__Short problem__. Find the lines of data that contain the string "Tampons", then list them.
* start Material for this task *
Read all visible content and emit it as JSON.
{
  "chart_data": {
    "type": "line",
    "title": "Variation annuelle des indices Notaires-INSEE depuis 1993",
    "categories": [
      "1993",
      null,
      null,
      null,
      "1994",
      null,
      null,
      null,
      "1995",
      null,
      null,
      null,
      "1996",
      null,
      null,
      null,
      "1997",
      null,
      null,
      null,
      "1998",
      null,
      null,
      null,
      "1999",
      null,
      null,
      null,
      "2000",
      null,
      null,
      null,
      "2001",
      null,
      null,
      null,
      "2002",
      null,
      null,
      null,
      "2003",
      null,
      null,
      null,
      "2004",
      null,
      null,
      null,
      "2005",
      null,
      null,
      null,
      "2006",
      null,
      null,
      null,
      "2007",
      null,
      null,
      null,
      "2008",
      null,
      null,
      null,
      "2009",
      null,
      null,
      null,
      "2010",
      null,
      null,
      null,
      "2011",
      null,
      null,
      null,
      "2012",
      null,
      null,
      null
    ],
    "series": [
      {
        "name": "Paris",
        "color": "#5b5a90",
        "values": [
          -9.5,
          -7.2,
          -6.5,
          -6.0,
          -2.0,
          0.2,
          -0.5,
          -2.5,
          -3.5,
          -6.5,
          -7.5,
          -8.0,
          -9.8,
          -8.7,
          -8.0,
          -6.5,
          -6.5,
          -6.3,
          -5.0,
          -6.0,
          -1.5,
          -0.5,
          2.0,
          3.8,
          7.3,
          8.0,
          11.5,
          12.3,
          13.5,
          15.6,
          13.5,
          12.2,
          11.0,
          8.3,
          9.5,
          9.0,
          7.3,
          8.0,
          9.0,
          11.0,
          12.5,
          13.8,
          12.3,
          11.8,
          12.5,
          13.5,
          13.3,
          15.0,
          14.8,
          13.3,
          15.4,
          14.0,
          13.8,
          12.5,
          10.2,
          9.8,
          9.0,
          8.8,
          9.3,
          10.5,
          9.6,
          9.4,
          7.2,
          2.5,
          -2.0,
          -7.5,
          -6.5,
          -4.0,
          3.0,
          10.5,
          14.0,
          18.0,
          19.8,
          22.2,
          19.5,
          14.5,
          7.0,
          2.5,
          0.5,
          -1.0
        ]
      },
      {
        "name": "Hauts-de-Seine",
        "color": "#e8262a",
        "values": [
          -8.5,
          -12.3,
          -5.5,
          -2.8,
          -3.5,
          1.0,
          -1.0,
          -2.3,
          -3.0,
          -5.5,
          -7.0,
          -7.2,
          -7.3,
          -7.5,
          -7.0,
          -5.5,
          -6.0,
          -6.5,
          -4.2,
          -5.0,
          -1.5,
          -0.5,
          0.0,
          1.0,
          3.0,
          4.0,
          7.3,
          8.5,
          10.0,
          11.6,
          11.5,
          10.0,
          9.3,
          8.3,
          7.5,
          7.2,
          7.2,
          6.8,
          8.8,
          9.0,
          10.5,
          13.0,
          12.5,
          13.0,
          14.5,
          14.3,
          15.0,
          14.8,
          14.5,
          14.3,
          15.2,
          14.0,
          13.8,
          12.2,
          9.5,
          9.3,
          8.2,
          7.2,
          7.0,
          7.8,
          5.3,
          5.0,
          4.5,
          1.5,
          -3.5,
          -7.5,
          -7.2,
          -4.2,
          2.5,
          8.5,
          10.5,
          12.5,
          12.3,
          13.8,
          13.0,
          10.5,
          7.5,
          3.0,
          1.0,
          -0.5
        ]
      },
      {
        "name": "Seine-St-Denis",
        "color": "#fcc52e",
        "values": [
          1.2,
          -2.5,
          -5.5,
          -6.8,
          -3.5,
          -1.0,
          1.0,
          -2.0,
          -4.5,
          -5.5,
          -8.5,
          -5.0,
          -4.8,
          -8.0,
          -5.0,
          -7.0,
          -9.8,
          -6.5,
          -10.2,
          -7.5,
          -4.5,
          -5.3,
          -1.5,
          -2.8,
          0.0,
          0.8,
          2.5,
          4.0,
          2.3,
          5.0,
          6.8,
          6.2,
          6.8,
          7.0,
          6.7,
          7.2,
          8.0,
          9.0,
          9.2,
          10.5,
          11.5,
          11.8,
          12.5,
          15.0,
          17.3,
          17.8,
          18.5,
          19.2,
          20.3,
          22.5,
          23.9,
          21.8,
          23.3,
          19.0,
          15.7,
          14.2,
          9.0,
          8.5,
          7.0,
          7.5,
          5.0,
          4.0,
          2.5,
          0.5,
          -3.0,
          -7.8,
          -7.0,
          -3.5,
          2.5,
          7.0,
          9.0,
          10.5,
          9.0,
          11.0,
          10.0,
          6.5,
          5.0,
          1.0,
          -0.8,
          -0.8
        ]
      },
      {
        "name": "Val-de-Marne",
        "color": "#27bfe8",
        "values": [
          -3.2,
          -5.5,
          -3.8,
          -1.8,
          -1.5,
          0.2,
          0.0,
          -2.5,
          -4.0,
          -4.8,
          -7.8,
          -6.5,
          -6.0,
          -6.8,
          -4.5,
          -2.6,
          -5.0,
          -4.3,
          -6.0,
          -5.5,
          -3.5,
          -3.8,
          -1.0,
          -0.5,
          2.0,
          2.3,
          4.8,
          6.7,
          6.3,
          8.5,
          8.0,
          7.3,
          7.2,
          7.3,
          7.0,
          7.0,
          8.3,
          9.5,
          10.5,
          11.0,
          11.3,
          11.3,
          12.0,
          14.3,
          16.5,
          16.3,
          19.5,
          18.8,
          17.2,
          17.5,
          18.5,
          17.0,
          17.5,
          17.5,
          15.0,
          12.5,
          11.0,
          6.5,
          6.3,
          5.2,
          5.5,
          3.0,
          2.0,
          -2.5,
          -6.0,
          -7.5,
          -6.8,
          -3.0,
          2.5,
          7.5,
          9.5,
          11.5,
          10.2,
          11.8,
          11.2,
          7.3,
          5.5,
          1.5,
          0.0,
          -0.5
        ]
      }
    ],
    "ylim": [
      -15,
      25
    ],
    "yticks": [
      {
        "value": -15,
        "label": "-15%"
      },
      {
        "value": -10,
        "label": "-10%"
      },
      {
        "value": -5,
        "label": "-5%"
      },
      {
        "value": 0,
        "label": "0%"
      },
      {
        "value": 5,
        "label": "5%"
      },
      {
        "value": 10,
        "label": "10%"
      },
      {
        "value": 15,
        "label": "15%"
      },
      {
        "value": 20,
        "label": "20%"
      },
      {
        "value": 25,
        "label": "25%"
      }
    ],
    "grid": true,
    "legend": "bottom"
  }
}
* end Material for this task *
* start Material for this task *
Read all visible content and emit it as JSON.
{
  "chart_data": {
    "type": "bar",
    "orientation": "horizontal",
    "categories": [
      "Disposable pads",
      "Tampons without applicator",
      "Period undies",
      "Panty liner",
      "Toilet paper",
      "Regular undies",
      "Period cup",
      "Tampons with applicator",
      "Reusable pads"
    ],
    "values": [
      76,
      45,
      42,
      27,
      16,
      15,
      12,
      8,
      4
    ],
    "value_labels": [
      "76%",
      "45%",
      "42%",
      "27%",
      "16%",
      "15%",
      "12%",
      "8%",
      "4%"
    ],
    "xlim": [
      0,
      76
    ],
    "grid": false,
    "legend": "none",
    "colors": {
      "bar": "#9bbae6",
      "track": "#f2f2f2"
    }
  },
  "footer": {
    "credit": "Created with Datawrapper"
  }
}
* end Material for this task *
__Reply__.
      "Tampons without applicator",
      "Tampons with applicator",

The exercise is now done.